• **WRITTEN TASK**:
Express the part of the entries that opens with the line containing "field-label: TITLE <box>368 124 399 134</box>" and closes with the line containing "field-label: AUTHOR <box>368" as a numbered list, with blank lines left out.

"""

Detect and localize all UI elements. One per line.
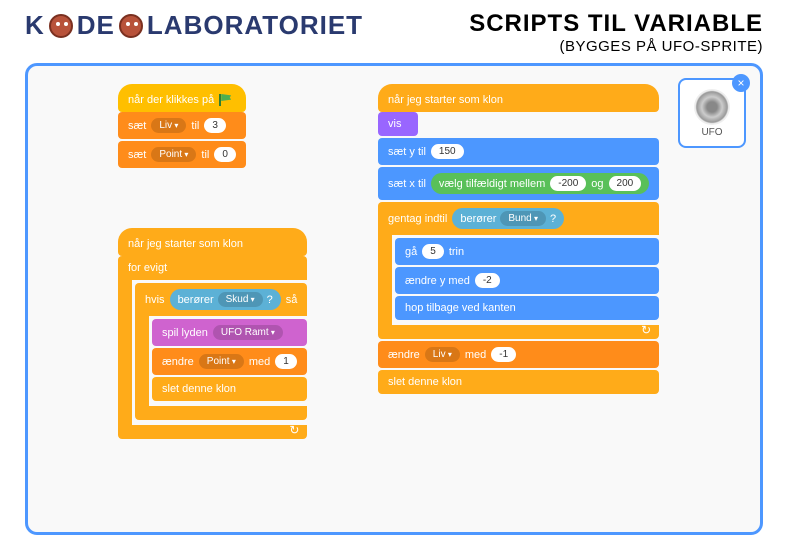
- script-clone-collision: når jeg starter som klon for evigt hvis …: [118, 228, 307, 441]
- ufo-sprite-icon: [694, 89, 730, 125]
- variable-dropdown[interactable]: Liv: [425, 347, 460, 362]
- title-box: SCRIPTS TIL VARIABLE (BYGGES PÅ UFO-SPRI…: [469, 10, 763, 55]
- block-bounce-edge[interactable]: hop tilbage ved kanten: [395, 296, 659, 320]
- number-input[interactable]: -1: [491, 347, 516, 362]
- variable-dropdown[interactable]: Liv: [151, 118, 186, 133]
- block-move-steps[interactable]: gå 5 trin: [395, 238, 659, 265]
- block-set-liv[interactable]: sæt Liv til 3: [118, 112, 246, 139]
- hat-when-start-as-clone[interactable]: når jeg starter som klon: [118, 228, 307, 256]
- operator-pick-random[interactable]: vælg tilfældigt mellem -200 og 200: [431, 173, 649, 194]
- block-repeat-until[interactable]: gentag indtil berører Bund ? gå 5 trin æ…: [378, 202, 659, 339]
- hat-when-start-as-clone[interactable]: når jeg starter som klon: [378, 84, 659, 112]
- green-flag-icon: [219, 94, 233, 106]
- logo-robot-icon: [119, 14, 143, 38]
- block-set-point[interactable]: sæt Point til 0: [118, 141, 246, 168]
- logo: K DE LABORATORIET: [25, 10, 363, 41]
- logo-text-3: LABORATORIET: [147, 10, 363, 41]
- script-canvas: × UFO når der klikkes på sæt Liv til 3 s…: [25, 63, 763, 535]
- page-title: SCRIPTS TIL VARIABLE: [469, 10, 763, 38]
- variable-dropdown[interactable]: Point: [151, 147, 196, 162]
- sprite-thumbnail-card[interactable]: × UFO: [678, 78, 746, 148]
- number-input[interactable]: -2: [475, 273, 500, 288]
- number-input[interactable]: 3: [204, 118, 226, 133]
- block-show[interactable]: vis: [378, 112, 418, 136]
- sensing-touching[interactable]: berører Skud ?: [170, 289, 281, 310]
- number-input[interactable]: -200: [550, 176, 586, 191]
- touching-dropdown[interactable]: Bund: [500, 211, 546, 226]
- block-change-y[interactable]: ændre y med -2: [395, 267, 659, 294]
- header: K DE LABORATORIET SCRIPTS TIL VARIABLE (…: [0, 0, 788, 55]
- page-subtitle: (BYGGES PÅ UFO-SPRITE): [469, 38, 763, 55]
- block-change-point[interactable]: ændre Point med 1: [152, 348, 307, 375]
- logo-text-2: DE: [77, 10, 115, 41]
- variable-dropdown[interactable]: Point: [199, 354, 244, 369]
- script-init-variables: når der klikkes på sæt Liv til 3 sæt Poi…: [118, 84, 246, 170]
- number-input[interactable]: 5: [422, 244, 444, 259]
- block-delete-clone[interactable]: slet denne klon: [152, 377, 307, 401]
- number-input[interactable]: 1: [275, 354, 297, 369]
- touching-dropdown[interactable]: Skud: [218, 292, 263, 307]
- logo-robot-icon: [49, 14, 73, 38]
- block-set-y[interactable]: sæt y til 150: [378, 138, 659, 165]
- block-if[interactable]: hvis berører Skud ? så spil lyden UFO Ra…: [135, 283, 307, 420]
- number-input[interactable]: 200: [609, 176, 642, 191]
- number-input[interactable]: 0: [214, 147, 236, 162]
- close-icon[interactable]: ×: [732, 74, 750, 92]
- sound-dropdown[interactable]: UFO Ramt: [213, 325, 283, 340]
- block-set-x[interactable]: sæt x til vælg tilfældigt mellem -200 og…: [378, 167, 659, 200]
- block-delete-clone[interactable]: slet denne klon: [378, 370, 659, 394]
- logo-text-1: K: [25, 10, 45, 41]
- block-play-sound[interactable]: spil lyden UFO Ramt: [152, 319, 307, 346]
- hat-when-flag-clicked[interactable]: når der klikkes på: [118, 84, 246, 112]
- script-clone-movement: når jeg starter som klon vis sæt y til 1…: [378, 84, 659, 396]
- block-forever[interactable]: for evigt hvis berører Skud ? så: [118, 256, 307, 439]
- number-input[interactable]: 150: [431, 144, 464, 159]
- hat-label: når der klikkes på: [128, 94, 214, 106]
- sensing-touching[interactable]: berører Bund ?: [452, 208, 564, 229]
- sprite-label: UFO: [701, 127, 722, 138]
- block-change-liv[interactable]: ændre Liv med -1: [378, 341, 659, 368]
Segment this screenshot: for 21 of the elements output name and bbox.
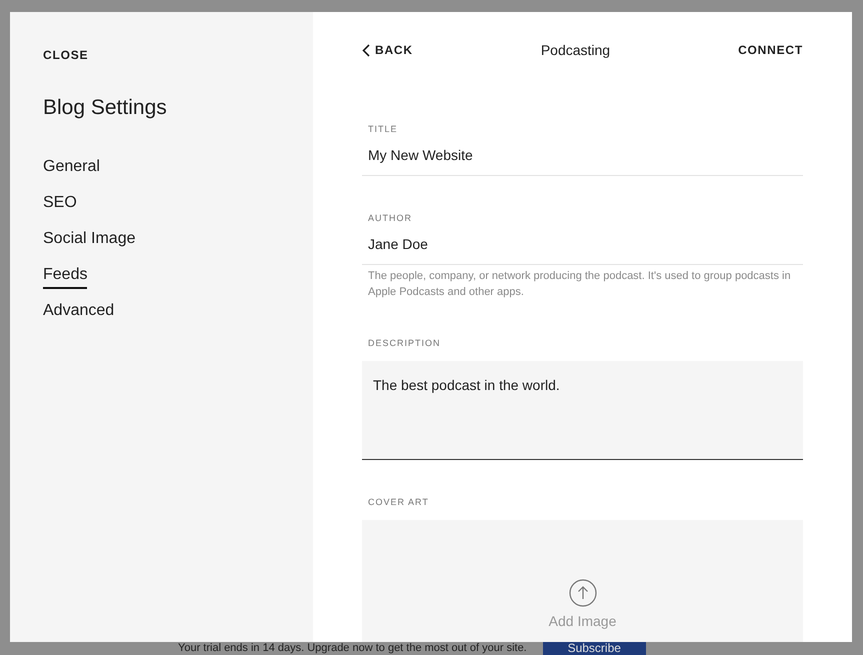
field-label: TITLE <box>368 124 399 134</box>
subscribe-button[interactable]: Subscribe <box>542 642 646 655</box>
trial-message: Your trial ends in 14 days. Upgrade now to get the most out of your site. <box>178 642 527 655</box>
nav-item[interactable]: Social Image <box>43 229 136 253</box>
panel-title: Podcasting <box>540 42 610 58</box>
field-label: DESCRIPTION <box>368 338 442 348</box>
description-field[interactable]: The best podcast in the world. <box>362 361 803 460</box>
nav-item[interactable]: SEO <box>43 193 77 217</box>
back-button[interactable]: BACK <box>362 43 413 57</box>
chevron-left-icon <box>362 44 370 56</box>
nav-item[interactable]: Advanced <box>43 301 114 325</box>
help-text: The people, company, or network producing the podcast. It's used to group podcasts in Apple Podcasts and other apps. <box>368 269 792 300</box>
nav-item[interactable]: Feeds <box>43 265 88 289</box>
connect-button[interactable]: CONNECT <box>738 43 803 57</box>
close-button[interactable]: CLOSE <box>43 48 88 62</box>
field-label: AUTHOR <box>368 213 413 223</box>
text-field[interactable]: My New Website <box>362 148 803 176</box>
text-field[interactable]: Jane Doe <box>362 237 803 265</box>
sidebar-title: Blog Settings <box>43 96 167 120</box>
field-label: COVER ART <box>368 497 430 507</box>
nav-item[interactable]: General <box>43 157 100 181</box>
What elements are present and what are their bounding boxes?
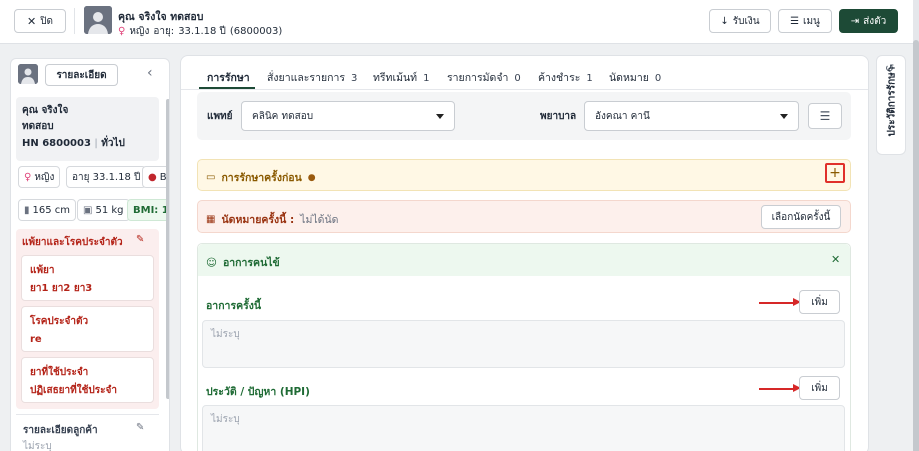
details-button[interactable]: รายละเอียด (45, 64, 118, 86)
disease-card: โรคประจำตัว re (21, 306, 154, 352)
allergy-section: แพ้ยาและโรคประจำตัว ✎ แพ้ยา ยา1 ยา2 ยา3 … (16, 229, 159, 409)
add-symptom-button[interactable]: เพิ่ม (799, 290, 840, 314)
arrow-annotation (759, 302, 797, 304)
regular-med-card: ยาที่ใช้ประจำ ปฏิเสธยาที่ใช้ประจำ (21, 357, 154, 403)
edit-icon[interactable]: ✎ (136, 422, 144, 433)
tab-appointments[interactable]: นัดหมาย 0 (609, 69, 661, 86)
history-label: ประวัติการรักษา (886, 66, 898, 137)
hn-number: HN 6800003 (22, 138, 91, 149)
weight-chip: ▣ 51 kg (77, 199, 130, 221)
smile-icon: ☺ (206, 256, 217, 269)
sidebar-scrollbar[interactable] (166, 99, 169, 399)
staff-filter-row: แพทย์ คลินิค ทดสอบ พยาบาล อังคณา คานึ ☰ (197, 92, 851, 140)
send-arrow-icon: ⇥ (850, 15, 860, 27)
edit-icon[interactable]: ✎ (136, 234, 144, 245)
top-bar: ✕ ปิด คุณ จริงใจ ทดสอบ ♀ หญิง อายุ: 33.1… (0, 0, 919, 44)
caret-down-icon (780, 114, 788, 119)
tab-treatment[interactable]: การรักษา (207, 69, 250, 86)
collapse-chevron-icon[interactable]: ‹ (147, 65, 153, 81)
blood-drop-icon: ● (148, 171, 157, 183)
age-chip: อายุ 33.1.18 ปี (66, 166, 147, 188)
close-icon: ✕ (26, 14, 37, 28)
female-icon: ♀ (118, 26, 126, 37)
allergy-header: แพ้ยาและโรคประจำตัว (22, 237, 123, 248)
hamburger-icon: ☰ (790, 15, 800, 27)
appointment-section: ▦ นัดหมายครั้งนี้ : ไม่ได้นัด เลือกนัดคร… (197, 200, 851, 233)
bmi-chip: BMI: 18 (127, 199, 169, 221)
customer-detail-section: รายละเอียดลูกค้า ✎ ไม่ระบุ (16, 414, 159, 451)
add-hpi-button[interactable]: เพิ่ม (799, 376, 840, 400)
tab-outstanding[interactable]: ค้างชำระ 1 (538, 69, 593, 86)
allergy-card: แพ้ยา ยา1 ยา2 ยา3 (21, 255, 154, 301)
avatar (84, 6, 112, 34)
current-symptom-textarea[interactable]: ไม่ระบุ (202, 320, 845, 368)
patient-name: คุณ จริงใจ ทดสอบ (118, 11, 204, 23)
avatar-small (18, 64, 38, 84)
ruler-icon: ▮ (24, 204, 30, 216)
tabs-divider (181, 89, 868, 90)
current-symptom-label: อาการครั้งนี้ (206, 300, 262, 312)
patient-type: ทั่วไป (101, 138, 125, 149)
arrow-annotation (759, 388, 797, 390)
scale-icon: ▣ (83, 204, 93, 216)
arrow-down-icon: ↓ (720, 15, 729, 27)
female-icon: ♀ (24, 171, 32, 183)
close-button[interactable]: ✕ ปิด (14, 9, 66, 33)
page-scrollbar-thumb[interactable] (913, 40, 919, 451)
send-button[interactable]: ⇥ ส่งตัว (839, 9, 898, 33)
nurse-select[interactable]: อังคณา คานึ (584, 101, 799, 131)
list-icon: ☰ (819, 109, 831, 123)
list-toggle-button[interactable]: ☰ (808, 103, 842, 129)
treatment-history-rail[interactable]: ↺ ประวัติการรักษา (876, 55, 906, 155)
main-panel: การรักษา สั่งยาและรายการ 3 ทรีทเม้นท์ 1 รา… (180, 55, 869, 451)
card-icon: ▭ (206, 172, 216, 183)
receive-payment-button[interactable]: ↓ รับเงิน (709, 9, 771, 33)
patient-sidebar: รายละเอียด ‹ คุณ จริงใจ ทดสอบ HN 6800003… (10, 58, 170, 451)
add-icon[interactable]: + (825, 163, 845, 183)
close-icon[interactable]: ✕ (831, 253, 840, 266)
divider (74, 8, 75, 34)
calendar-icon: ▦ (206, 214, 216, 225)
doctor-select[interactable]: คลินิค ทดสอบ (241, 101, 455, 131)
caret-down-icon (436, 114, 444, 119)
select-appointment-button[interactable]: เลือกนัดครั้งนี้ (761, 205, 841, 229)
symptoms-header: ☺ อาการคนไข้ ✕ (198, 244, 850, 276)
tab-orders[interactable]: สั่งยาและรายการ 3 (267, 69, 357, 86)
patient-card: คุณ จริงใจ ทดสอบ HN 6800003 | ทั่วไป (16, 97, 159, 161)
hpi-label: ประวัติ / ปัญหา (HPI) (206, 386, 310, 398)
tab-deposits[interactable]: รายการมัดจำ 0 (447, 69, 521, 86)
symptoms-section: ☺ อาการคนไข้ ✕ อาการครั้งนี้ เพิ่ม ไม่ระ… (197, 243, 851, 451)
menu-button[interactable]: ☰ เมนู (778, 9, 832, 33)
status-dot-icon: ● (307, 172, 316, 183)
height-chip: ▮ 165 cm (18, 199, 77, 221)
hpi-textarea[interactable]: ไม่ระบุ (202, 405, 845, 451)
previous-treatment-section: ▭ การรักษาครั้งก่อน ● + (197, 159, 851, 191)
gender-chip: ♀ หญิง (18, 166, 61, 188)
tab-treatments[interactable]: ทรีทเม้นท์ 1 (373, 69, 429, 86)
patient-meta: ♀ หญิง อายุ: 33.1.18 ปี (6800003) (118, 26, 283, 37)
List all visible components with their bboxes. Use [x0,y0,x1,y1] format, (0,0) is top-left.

"""

• **EXERCISE ANSWER**:
1. field-label: TITLE <box>368 124 399 134</box>
2. subscribe-button[interactable]: Subscribe <box>542 642 646 655</box>
3. trial-message: Your trial ends in 14 days. Upgrade now to get the most out of your site. <box>178 642 527 655</box>
4. nav-item[interactable]: Social Image <box>43 229 136 253</box>
5. panel-title: Podcasting <box>540 42 610 58</box>
6. field-label: DESCRIPTION <box>368 338 442 348</box>
7. description-field[interactable]: The best podcast in the world. <box>362 361 803 460</box>
8. nav-item[interactable]: SEO <box>43 193 77 217</box>
9. back-button[interactable]: BACK <box>362 43 413 57</box>
10. chevron-left-icon <box>362 44 370 56</box>
11. nav-item[interactable]: Advanced <box>43 301 114 325</box>
12. help-text: The people, company, or network producing the podcast. It's used to group podcasts in Apple Podcasts and other apps. <box>368 269 792 300</box>
13. nav-item[interactable]: Feeds <box>43 265 88 289</box>
14. connect-button[interactable]: CONNECT <box>738 43 803 57</box>
15. close-button[interactable]: CLOSE <box>43 48 88 62</box>
16. field-label: AUTHOR <box>368 213 413 223</box>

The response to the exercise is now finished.